THE PROBLEM:
Select every line of the entries below that contains the string "Technologie", matching its case exactly, and copy each of those lines.

MATERIAL SHOWN:
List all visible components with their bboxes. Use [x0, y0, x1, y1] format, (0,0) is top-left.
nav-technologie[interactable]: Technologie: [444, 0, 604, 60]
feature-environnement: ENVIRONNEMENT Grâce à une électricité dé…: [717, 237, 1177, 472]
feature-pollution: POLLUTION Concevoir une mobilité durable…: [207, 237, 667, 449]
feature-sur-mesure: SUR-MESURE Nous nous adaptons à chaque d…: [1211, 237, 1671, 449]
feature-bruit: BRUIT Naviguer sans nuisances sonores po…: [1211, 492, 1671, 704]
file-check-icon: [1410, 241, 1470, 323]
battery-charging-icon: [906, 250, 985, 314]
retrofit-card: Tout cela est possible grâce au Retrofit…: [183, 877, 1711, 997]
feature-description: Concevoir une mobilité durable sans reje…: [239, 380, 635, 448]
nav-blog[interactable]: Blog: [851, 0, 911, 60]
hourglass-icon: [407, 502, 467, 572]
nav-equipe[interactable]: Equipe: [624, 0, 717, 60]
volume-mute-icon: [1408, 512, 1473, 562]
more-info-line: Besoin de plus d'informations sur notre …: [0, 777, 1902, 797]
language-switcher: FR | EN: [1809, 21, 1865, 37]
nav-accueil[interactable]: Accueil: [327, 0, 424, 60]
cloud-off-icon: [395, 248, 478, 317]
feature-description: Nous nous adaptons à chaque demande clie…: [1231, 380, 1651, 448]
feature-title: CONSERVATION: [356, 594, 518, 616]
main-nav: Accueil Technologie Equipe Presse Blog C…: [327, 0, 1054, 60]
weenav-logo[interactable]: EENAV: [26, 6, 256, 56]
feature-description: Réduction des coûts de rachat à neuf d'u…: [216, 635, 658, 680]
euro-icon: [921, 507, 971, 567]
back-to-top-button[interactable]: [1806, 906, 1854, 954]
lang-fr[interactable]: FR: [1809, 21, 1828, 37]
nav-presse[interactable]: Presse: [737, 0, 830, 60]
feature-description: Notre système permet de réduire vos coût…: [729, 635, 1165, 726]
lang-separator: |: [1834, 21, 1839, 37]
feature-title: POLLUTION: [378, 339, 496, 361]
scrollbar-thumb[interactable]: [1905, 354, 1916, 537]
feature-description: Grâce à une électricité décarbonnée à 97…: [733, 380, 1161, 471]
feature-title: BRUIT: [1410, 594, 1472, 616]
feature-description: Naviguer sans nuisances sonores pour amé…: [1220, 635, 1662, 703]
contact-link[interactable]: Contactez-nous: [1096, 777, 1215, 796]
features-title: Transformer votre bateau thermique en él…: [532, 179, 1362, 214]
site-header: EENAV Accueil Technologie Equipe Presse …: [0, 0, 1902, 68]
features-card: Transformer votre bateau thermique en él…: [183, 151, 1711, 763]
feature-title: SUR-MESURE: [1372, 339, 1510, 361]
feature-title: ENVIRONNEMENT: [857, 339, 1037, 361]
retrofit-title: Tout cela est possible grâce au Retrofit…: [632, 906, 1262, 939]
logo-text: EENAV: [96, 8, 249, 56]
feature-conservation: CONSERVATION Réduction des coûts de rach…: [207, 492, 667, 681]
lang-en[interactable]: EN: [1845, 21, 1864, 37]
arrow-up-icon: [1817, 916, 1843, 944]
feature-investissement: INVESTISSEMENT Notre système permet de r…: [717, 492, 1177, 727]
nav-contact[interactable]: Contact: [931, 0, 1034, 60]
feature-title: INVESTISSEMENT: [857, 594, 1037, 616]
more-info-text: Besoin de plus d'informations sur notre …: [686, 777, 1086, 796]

SOLUTION FOR THIS PROBLEM:
nav-technologie[interactable]: Technologie: [444, 0, 604, 60]
main-nav: Accueil Technologie Equipe Presse Blog C…: [327, 0, 1054, 60]
site-header: EENAV Accueil Technologie Equipe Presse …: [0, 0, 1902, 68]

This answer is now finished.